Data entries for graphics
>>>

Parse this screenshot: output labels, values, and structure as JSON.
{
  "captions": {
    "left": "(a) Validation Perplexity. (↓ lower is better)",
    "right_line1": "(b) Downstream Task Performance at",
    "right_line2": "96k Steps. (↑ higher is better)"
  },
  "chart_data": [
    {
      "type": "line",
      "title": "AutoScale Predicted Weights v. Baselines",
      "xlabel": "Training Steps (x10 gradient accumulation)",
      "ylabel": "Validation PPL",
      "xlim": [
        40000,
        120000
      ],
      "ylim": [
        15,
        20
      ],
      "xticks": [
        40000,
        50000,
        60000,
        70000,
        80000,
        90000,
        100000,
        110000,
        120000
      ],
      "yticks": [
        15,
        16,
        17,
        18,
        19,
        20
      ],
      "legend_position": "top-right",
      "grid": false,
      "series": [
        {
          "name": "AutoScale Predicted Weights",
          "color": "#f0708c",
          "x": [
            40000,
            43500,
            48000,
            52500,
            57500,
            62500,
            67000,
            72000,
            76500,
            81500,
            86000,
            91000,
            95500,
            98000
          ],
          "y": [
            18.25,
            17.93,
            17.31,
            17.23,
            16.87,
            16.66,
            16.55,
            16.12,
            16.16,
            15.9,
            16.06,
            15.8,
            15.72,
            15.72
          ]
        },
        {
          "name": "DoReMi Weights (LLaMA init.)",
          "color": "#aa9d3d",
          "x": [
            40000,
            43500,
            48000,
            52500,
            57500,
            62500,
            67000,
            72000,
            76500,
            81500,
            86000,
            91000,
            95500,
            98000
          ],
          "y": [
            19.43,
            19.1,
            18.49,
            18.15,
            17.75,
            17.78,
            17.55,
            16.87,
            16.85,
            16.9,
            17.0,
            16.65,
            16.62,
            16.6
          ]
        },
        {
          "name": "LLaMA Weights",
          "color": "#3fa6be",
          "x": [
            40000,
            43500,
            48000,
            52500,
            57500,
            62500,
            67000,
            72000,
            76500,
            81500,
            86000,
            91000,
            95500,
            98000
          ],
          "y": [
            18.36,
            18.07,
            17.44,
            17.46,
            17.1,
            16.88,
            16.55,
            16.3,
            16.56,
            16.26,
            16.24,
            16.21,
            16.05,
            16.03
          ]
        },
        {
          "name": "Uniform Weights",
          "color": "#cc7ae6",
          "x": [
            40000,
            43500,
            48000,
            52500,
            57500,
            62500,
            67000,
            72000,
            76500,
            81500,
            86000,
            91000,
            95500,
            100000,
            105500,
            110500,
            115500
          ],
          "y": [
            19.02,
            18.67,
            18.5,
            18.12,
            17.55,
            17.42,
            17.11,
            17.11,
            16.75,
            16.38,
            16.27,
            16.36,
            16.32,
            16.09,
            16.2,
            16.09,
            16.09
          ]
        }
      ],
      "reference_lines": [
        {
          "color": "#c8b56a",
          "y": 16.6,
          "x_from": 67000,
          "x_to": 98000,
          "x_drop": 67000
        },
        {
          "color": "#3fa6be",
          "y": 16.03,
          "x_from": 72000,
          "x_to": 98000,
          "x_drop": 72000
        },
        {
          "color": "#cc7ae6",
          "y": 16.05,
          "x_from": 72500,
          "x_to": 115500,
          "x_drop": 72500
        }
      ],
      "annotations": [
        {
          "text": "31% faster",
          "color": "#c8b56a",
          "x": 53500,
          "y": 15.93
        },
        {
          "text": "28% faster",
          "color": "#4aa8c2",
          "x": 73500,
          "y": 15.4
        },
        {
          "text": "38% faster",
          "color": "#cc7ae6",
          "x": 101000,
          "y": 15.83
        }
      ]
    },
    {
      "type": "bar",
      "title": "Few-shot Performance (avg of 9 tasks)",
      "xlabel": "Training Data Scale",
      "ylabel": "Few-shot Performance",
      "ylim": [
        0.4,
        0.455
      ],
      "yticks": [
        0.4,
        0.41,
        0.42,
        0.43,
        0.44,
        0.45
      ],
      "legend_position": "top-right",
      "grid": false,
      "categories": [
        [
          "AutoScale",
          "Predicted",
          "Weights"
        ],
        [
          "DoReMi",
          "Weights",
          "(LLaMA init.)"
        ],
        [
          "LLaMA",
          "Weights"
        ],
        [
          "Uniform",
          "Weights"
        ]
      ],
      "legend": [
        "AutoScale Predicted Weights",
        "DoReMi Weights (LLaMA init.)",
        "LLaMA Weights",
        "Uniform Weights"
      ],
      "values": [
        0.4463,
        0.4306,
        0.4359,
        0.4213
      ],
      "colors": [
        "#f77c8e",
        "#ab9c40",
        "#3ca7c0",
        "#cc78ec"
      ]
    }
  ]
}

<<<

_Set problem_
Extract from the material all lines containing the string "AutoScale".

_Complete output_
      "title": "AutoScale Predicted Weights v. Baselines",
          "name": "AutoScale Predicted Weights",
          "AutoScale",
        "AutoScale Predicted Weights",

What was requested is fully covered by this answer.